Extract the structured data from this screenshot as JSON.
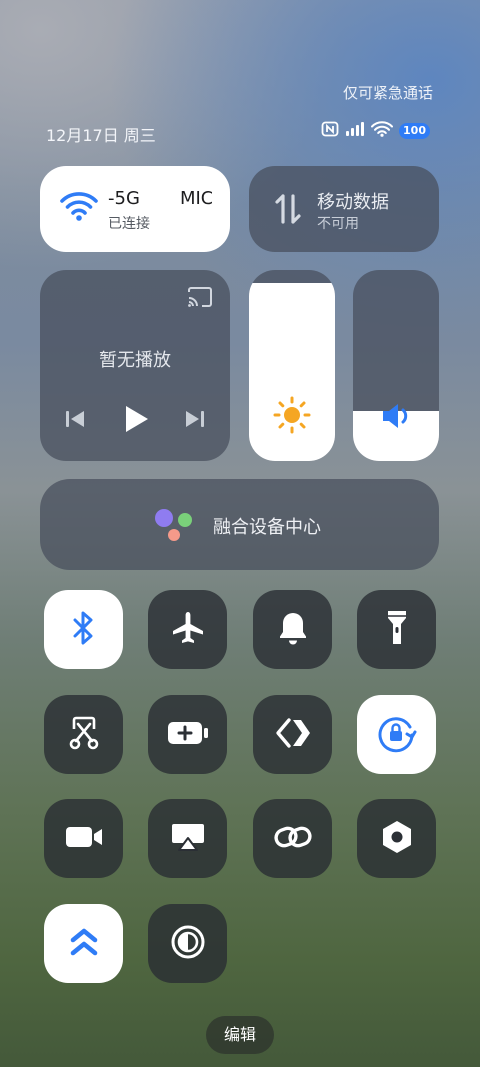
{
  "status_bar": {
    "emergency_text": "仅可紧急通话",
    "date": "12月17日 周三",
    "battery_level": "100",
    "icons": [
      "nfc-icon",
      "cellular-signal-icon",
      "wifi-icon"
    ]
  },
  "wifi": {
    "name": "-5G       MIC",
    "status": "已连接",
    "accent": "#2f7cf6"
  },
  "mobile_data": {
    "label": "移动数据",
    "status": "不可用"
  },
  "media": {
    "title": "暂无播放"
  },
  "brightness": {
    "level": 0.93
  },
  "volume": {
    "level": 0.26
  },
  "device_center": {
    "label": "融合设备中心"
  },
  "toggles": [
    {
      "name": "bluetooth",
      "icon": "bluetooth-icon",
      "active": true
    },
    {
      "name": "airplane-mode",
      "icon": "airplane-icon",
      "active": false
    },
    {
      "name": "ringer",
      "icon": "bell-icon",
      "active": false
    },
    {
      "name": "flashlight",
      "icon": "flashlight-icon",
      "active": false
    },
    {
      "name": "screenshot",
      "icon": "scissors-icon",
      "active": false
    },
    {
      "name": "battery-saver",
      "icon": "battery-plus-icon",
      "active": false
    },
    {
      "name": "nearby-share",
      "icon": "share-chevrons-icon",
      "active": false
    },
    {
      "name": "rotation-lock",
      "icon": "rotation-lock-icon",
      "active": true
    },
    {
      "name": "screen-record",
      "icon": "video-camera-icon",
      "active": false
    },
    {
      "name": "screen-cast",
      "icon": "airplay-icon",
      "active": false
    },
    {
      "name": "link",
      "icon": "link-icon",
      "active": false
    },
    {
      "name": "settings",
      "icon": "hexagon-nut-icon",
      "active": false
    },
    {
      "name": "double-up",
      "icon": "double-chevron-up-icon",
      "active": true
    },
    {
      "name": "dark-mode",
      "icon": "contrast-icon",
      "active": false
    }
  ],
  "edit_button": {
    "label": "编辑"
  }
}
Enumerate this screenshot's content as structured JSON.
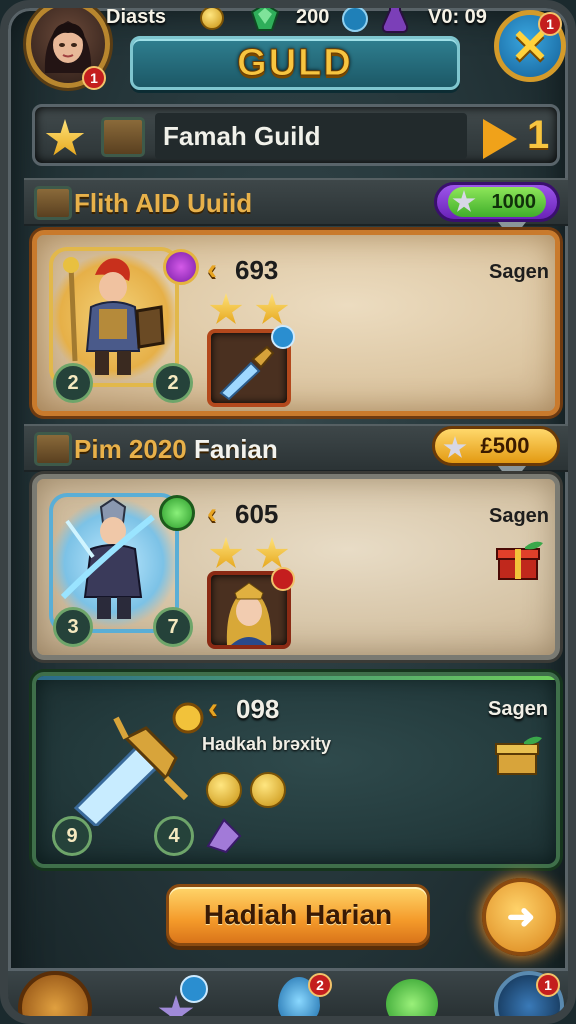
{
  "topbar": {
    "player_name": "Diasts",
    "avatar_badge": "1",
    "currency_value": "200",
    "timer": "V0: 09",
    "close_badge": "1"
  },
  "title": "GULD",
  "guild_row": {
    "guild_name": "Famah Guild",
    "rank": "1"
  },
  "sections": [
    {
      "header": "Flith AID Uuiid",
      "header_extra": "",
      "pill_value": "1000",
      "pill_color": "#7a2cc8",
      "card": {
        "value": "693",
        "tag": "Sagen",
        "level_left": "2",
        "level_right": "2",
        "stars": 2
      }
    },
    {
      "header": "Pim 2020",
      "header_extra": "Fanian",
      "pill_value": "£500",
      "pill_color": "#e39a12",
      "card": {
        "value": "605",
        "tag": "Sagen",
        "level_left": "3",
        "level_right": "7",
        "stars": 2
      }
    },
    {
      "card": {
        "value": "098",
        "subtitle": "Hadkah brəxity",
        "tag": "Sagen",
        "level_left": "9",
        "level_right": "4"
      }
    }
  ],
  "cta_label": "Hadiah Harian",
  "nav": {
    "badge_1": "2",
    "badge_2": "1"
  },
  "colors": {
    "accent_gold": "#f7c540",
    "card_border_orange": "#c97a2c",
    "card_border_green": "#3f6f4a"
  }
}
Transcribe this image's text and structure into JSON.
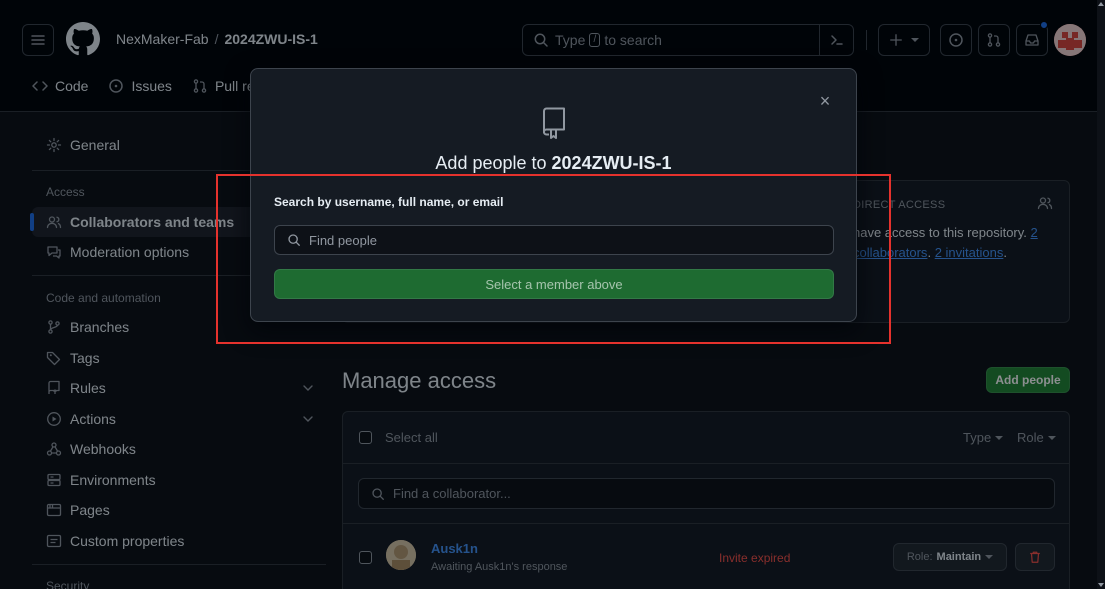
{
  "header": {
    "owner": "NexMaker-Fab",
    "separator": "/",
    "repo": "2024ZWU-IS-1",
    "search": {
      "prefix": "Type",
      "key": "/",
      "suffix": "to search"
    },
    "tabs": [
      {
        "label": "Code",
        "icon": "code-icon"
      },
      {
        "label": "Issues",
        "icon": "issue-icon"
      },
      {
        "label": "Pull re",
        "icon": "pull-request-icon"
      }
    ]
  },
  "sidebar": {
    "general": "General",
    "access_heading": "Access",
    "collaborators": "Collaborators and teams",
    "moderation": "Moderation options",
    "code_heading": "Code and automation",
    "branches": "Branches",
    "tags": "Tags",
    "rules": "Rules",
    "actions": "Actions",
    "webhooks": "Webhooks",
    "environments": "Environments",
    "pages": "Pages",
    "custom_properties": "Custom properties",
    "security_heading": "Security"
  },
  "direct_access": {
    "title": "DIRECT ACCESS",
    "line1_pre": "have access to this repository.",
    "line1_link": "2",
    "line2_link_a": "collaborators",
    "line2_sep": ".",
    "line2_link_b": "2 invitations",
    "line2_end": "."
  },
  "manage": {
    "title": "Manage access",
    "add_people": "Add people",
    "select_all": "Select all",
    "type_filter": "Type",
    "role_filter": "Role",
    "find_placeholder": "Find a collaborator...",
    "rows": [
      {
        "username": "Ausk1n",
        "subtitle": "Awaiting Ausk1n's response",
        "status": "Invite expired",
        "role_prefix": "Role:",
        "role": "Maintain"
      }
    ]
  },
  "modal": {
    "title_prefix": "Add people to",
    "title_repo": "2024ZWU-IS-1",
    "search_label": "Search by username, full name, or email",
    "search_placeholder": "Find people",
    "submit": "Select a member above",
    "close": "×"
  },
  "colors": {
    "accent": "#1f6feb",
    "green": "#238636",
    "danger": "#f85149",
    "highlight": "#e5322d"
  }
}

→ **WHAT THE EXERCISE ASKS**:
Set down all the data again exactly as above, pictures excluded.

→ **CORRECT RESULT**:
Extract the structured data from this screenshot as JSON.
{
  "status_bar": {
    "emergency_text": "仅可紧急通话",
    "date": "12月17日 周三",
    "battery_level": "100",
    "icons": [
      "nfc-icon",
      "cellular-signal-icon",
      "wifi-icon"
    ]
  },
  "wifi": {
    "name": "-5G       MIC",
    "status": "已连接",
    "accent": "#2f7cf6"
  },
  "mobile_data": {
    "label": "移动数据",
    "status": "不可用"
  },
  "media": {
    "title": "暂无播放"
  },
  "brightness": {
    "level": 0.93
  },
  "volume": {
    "level": 0.26
  },
  "device_center": {
    "label": "融合设备中心"
  },
  "toggles": [
    {
      "name": "bluetooth",
      "icon": "bluetooth-icon",
      "active": true
    },
    {
      "name": "airplane-mode",
      "icon": "airplane-icon",
      "active": false
    },
    {
      "name": "ringer",
      "icon": "bell-icon",
      "active": false
    },
    {
      "name": "flashlight",
      "icon": "flashlight-icon",
      "active": false
    },
    {
      "name": "screenshot",
      "icon": "scissors-icon",
      "active": false
    },
    {
      "name": "battery-saver",
      "icon": "battery-plus-icon",
      "active": false
    },
    {
      "name": "nearby-share",
      "icon": "share-chevrons-icon",
      "active": false
    },
    {
      "name": "rotation-lock",
      "icon": "rotation-lock-icon",
      "active": true
    },
    {
      "name": "screen-record",
      "icon": "video-camera-icon",
      "active": false
    },
    {
      "name": "screen-cast",
      "icon": "airplay-icon",
      "active": false
    },
    {
      "name": "link",
      "icon": "link-icon",
      "active": false
    },
    {
      "name": "settings",
      "icon": "hexagon-nut-icon",
      "active": false
    },
    {
      "name": "double-up",
      "icon": "double-chevron-up-icon",
      "active": true
    },
    {
      "name": "dark-mode",
      "icon": "contrast-icon",
      "active": false
    }
  ],
  "edit_button": {
    "label": "编辑"
  }
}
Enumerate this screenshot's content as structured JSON.
{
  "topbar": {
    "player_name": "Diasts",
    "avatar_badge": "1",
    "currency_value": "200",
    "timer": "V0: 09",
    "close_badge": "1"
  },
  "title": "GULD",
  "guild_row": {
    "guild_name": "Famah Guild",
    "rank": "1"
  },
  "sections": [
    {
      "header": "Flith AID Uuiid",
      "header_extra": "",
      "pill_value": "1000",
      "pill_color": "#7a2cc8",
      "card": {
        "value": "693",
        "tag": "Sagen",
        "level_left": "2",
        "level_right": "2",
        "stars": 2
      }
    },
    {
      "header": "Pim 2020",
      "header_extra": "Fanian",
      "pill_value": "£500",
      "pill_color": "#e39a12",
      "card": {
        "value": "605",
        "tag": "Sagen",
        "level_left": "3",
        "level_right": "7",
        "stars": 2
      }
    },
    {
      "card": {
        "value": "098",
        "subtitle": "Hadkah brəxity",
        "tag": "Sagen",
        "level_left": "9",
        "level_right": "4"
      }
    }
  ],
  "cta_label": "Hadiah Harian",
  "nav": {
    "badge_1": "2",
    "badge_2": "1"
  },
  "colors": {
    "accent_gold": "#f7c540",
    "card_border_orange": "#c97a2c",
    "card_border_green": "#3f6f4a"
  }
}
Transcribe this image's text and structure into JSON.
{
  "header": {
    "owner": "NexMaker-Fab",
    "separator": "/",
    "repo": "2024ZWU-IS-1",
    "search": {
      "prefix": "Type",
      "key": "/",
      "suffix": "to search"
    },
    "tabs": [
      {
        "label": "Code",
        "icon": "code-icon"
      },
      {
        "label": "Issues",
        "icon": "issue-icon"
      },
      {
        "label": "Pull re",
        "icon": "pull-request-icon"
      }
    ]
  },
  "sidebar": {
    "general": "General",
    "access_heading": "Access",
    "collaborators": "Collaborators and teams",
    "moderation": "Moderation options",
    "code_heading": "Code and automation",
    "branches": "Branches",
    "tags": "Tags",
    "rules": "Rules",
    "actions": "Actions",
    "webhooks": "Webhooks",
    "environments": "Environments",
    "pages": "Pages",
    "custom_properties": "Custom properties",
    "security_heading": "Security"
  },
  "direct_access": {
    "title": "DIRECT ACCESS",
    "line1_pre": "have access to this repository.",
    "line1_link": "2",
    "line2_link_a": "collaborators",
    "line2_sep": ".",
    "line2_link_b": "2 invitations",
    "line2_end": "."
  },
  "manage": {
    "title": "Manage access",
    "add_people": "Add people",
    "select_all": "Select all",
    "type_filter": "Type",
    "role_filter": "Role",
    "find_placeholder": "Find a collaborator...",
    "rows": [
      {
        "username": "Ausk1n",
        "subtitle": "Awaiting Ausk1n's response",
        "status": "Invite expired",
        "role_prefix": "Role:",
        "role": "Maintain"
      }
    ]
  },
  "modal": {
    "title_prefix": "Add people to",
    "title_repo": "2024ZWU-IS-1",
    "search_label": "Search by username, full name, or email",
    "search_placeholder": "Find people",
    "submit": "Select a member above",
    "close": "×"
  },
  "colors": {
    "accent": "#1f6feb",
    "green": "#238636",
    "danger": "#f85149",
    "highlight": "#e5322d"
  }
}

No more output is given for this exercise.